— begin —
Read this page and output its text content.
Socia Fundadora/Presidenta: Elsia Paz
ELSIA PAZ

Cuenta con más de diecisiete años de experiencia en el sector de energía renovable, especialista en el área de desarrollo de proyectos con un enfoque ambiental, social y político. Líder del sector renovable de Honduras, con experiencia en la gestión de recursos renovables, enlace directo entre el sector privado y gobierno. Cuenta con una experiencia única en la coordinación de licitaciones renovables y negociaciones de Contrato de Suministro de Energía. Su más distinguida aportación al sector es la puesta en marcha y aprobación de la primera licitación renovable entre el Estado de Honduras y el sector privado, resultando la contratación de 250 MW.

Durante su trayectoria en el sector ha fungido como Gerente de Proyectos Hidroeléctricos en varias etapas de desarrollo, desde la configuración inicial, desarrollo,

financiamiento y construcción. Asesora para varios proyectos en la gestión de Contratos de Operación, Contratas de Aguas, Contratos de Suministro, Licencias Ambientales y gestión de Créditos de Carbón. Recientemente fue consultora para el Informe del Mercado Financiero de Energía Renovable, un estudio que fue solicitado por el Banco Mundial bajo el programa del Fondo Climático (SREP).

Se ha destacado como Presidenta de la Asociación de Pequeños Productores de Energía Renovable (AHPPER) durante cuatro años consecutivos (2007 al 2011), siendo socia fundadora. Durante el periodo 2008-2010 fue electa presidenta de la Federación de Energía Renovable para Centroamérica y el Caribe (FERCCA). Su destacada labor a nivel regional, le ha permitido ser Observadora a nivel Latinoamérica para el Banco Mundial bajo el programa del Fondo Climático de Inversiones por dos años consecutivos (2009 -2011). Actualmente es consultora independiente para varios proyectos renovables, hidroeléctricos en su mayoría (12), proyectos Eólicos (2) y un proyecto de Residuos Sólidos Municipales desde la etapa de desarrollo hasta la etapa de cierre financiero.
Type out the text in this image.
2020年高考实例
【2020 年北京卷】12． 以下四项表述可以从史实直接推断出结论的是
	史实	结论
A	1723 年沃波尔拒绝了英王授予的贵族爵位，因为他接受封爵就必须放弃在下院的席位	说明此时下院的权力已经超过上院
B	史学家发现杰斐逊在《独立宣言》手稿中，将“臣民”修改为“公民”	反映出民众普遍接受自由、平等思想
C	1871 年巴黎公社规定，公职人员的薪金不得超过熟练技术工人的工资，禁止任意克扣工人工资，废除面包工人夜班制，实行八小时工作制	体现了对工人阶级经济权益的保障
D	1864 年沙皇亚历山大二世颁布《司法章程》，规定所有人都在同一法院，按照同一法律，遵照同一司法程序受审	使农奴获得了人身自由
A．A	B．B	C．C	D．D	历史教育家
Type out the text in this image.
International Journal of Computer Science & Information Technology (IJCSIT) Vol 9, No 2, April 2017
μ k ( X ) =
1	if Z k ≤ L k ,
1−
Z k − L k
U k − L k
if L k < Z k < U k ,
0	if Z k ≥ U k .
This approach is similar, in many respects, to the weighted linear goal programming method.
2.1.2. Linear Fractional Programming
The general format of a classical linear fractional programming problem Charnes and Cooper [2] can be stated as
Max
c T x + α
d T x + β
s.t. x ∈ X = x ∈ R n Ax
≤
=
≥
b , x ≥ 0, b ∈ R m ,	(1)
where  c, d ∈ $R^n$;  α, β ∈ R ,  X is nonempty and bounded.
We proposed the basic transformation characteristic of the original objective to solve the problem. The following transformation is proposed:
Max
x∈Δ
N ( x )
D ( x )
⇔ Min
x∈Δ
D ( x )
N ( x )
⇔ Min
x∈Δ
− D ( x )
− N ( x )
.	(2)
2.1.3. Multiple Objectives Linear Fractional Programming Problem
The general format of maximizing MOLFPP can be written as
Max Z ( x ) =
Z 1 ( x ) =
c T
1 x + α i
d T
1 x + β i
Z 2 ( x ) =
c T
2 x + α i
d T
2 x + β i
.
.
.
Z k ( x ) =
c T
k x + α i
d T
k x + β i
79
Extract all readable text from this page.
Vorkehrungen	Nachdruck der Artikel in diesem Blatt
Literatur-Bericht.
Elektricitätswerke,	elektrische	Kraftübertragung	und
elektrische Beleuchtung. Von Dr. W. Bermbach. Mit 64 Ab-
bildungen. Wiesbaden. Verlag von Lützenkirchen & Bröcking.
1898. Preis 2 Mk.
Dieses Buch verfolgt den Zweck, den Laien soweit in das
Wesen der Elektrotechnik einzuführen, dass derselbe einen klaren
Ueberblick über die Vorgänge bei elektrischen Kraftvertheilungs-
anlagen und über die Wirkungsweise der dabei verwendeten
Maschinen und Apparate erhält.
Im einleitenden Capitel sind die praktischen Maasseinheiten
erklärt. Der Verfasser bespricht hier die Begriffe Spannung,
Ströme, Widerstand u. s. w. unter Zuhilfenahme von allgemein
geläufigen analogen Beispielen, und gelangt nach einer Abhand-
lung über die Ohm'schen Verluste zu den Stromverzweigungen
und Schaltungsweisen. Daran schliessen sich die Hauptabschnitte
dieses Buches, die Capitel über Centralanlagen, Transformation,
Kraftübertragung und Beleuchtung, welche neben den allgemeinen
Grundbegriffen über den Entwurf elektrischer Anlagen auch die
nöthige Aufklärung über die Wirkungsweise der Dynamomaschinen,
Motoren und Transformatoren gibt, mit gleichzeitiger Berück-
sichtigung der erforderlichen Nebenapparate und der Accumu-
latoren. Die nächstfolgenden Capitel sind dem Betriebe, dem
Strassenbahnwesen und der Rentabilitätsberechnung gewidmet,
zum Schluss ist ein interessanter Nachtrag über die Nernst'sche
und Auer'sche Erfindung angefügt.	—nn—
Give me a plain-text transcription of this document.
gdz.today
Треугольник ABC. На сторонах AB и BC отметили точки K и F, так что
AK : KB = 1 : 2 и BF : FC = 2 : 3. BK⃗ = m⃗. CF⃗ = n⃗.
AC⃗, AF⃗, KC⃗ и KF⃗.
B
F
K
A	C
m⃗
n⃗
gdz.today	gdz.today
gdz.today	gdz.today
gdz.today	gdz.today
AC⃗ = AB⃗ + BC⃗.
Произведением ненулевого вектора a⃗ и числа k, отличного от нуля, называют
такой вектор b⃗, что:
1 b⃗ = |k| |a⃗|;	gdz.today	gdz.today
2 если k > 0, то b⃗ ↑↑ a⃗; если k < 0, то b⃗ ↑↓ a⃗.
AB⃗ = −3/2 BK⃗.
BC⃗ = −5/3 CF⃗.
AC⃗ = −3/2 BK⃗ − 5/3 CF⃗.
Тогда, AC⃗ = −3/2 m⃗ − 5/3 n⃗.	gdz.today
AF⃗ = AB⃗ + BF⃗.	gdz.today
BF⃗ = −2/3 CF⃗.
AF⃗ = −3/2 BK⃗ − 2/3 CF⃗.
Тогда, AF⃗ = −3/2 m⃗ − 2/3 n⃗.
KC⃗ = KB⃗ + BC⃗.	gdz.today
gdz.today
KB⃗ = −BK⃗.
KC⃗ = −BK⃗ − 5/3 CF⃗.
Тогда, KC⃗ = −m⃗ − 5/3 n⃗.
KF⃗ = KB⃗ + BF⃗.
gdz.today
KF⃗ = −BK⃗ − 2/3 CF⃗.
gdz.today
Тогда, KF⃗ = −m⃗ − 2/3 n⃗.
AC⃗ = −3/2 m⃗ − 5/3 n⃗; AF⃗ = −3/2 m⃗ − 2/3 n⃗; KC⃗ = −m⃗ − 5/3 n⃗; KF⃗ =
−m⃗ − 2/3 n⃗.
— end —
Your objective: Write the listing out again, exactly as shown above.

Correct response:
Read this page and output its text content.
Socia Fundadora/Presidenta: Elsia Paz
ELSIA PAZ

Cuenta con más de diecisiete años de experiencia en el sector de energía renovable, especialista en el área de desarrollo de proyectos con un enfoque ambiental, social y político. Líder del sector renovable de Honduras, con experiencia en la gestión de recursos renovables, enlace directo entre el sector privado y gobierno. Cuenta con una experiencia única en la coordinación de licitaciones renovables y negociaciones de Contrato de Suministro de Energía. Su más distinguida aportación al sector es la puesta en marcha y aprobación de la primera licitación renovable entre el Estado de Honduras y el sector privado, resultando la contratación de 250 MW.

Durante su trayectoria en el sector ha fungido como Gerente de Proyectos Hidroeléctricos en varias etapas de desarrollo, desde la configuración inicial, desarrollo,

financiamiento y construcción. Asesora para varios proyectos en la gestión de Contratos de Operación, Contratas de Aguas, Contratos de Suministro, Licencias Ambientales y gestión de Créditos de Carbón. Recientemente fue consultora para el Informe del Mercado Financiero de Energía Renovable, un estudio que fue solicitado por el Banco Mundial bajo el programa del Fondo Climático (SREP).

Se ha destacado como Presidenta de la Asociación de Pequeños Productores de Energía Renovable (AHPPER) durante cuatro años consecutivos (2007 al 2011), siendo socia fundadora. Durante el periodo 2008-2010 fue electa presidenta de la Federación de Energía Renovable para Centroamérica y el Caribe (FERCCA). Su destacada labor a nivel regional, le ha permitido ser Observadora a nivel Latinoamérica para el Banco Mundial bajo el programa del Fondo Climático de Inversiones por dos años consecutivos (2009 -2011). Actualmente es consultora independiente para varios proyectos renovables, hidroeléctricos en su mayoría (12), proyectos Eólicos (2) y un proyecto de Residuos Sólidos Municipales desde la etapa de desarrollo hasta la etapa de cierre financiero.
Type out the text in this image.
2020年高考实例
【2020 年北京卷】12． 以下四项表述可以从史实直接推断出结论的是
	史实	结论
A	1723 年沃波尔拒绝了英王授予的贵族爵位，因为他接受封爵就必须放弃在下院的席位	说明此时下院的权力已经超过上院
B	史学家发现杰斐逊在《独立宣言》手稿中，将“臣民”修改为“公民”	反映出民众普遍接受自由、平等思想
C	1871 年巴黎公社规定，公职人员的薪金不得超过熟练技术工人的工资，禁止任意克扣工人工资，废除面包工人夜班制，实行八小时工作制	体现了对工人阶级经济权益的保障
D	1864 年沙皇亚历山大二世颁布《司法章程》，规定所有人都在同一法院，按照同一法律，遵照同一司法程序受审	使农奴获得了人身自由
A．A	B．B	C．C	D．D	历史教育家
Type out the text in this image.
International Journal of Computer Science & Information Technology (IJCSIT) Vol 9, No 2, April 2017
μ k ( X ) =
1	if Z k ≤ L k ,
1−
Z k − L k
U k − L k
if L k < Z k < U k ,
0	if Z k ≥ U k .
This approach is similar, in many respects, to the weighted linear goal programming method.
2.1.2. Linear Fractional Programming
The general format of a classical linear fractional programming problem Charnes and Cooper [2] can be stated as
Max
c T x + α
d T x + β
s.t. x ∈ X = x ∈ R n Ax
≤
=
≥
b , x ≥ 0, b ∈ R m ,	(1)
where  c, d ∈ $R^n$;  α, β ∈ R ,  X is nonempty and bounded.
We proposed the basic transformation characteristic of the original objective to solve the problem. The following transformation is proposed:
Max
x∈Δ
N ( x )
D ( x )
⇔ Min
x∈Δ
D ( x )
N ( x )
⇔ Min
x∈Δ
− D ( x )
− N ( x )
.	(2)
2.1.3. Multiple Objectives Linear Fractional Programming Problem
The general format of maximizing MOLFPP can be written as
Max Z ( x ) =
Z 1 ( x ) =
c T
1 x + α i
d T
1 x + β i
Z 2 ( x ) =
c T
2 x + α i
d T
2 x + β i
.
.
.
Z k ( x ) =
c T
k x + α i
d T
k x + β i
79
Extract all readable text from this page.
Vorkehrungen	Nachdruck der Artikel in diesem Blatt
Literatur-Bericht.
Elektricitätswerke,	elektrische	Kraftübertragung	und
elektrische Beleuchtung. Von Dr. W. Bermbach. Mit 64 Ab-
bildungen. Wiesbaden. Verlag von Lützenkirchen & Bröcking.
1898. Preis 2 Mk.
Dieses Buch verfolgt den Zweck, den Laien soweit in das
Wesen der Elektrotechnik einzuführen, dass derselbe einen klaren
Ueberblick über die Vorgänge bei elektrischen Kraftvertheilungs-
anlagen und über die Wirkungsweise der dabei verwendeten
Maschinen und Apparate erhält.
Im einleitenden Capitel sind die praktischen Maasseinheiten
erklärt. Der Verfasser bespricht hier die Begriffe Spannung,
Ströme, Widerstand u. s. w. unter Zuhilfenahme von allgemein
geläufigen analogen Beispielen, und gelangt nach einer Abhand-
lung über die Ohm'schen Verluste zu den Stromverzweigungen
und Schaltungsweisen. Daran schliessen sich die Hauptabschnitte
dieses Buches, die Capitel über Centralanlagen, Transformation,
Kraftübertragung und Beleuchtung, welche neben den allgemeinen
Grundbegriffen über den Entwurf elektrischer Anlagen auch die
nöthige Aufklärung über die Wirkungsweise der Dynamomaschinen,
Motoren und Transformatoren gibt, mit gleichzeitiger Berück-
sichtigung der erforderlichen Nebenapparate und der Accumu-
latoren. Die nächstfolgenden Capitel sind dem Betriebe, dem
Strassenbahnwesen und der Rentabilitätsberechnung gewidmet,
zum Schluss ist ein interessanter Nachtrag über die Nernst'sche
und Auer'sche Erfindung angefügt.	—nn—
Give me a plain-text transcription of this document.
gdz.today
Треугольник ABC. На сторонах AB и BC отметили точки K и F, так что
AK : KB = 1 : 2 и BF : FC = 2 : 3. BK⃗ = m⃗. CF⃗ = n⃗.
AC⃗, AF⃗, KC⃗ и KF⃗.
B
F
K
A	C
m⃗
n⃗
gdz.today	gdz.today
gdz.today	gdz.today
gdz.today	gdz.today
AC⃗ = AB⃗ + BC⃗.
Произведением ненулевого вектора a⃗ и числа k, отличного от нуля, называют
такой вектор b⃗, что:
1 b⃗ = |k| |a⃗|;	gdz.today	gdz.today
2 если k > 0, то b⃗ ↑↑ a⃗; если k < 0, то b⃗ ↑↓ a⃗.
AB⃗ = −3/2 BK⃗.
BC⃗ = −5/3 CF⃗.
AC⃗ = −3/2 BK⃗ − 5/3 CF⃗.
Тогда, AC⃗ = −3/2 m⃗ − 5/3 n⃗.	gdz.today
AF⃗ = AB⃗ + BF⃗.	gdz.today
BF⃗ = −2/3 CF⃗.
AF⃗ = −3/2 BK⃗ − 2/3 CF⃗.
Тогда, AF⃗ = −3/2 m⃗ − 2/3 n⃗.
KC⃗ = KB⃗ + BC⃗.	gdz.today
gdz.today
KB⃗ = −BK⃗.
KC⃗ = −BK⃗ − 5/3 CF⃗.
Тогда, KC⃗ = −m⃗ − 5/3 n⃗.
KF⃗ = KB⃗ + BF⃗.
gdz.today
KF⃗ = −BK⃗ − 2/3 CF⃗.
gdz.today
Тогда, KF⃗ = −m⃗ − 2/3 n⃗.
AC⃗ = −3/2 m⃗ − 5/3 n⃗; AF⃗ = −3/2 m⃗ − 2/3 n⃗; KC⃗ = −m⃗ − 5/3 n⃗; KF⃗ =
−m⃗ − 2/3 n⃗.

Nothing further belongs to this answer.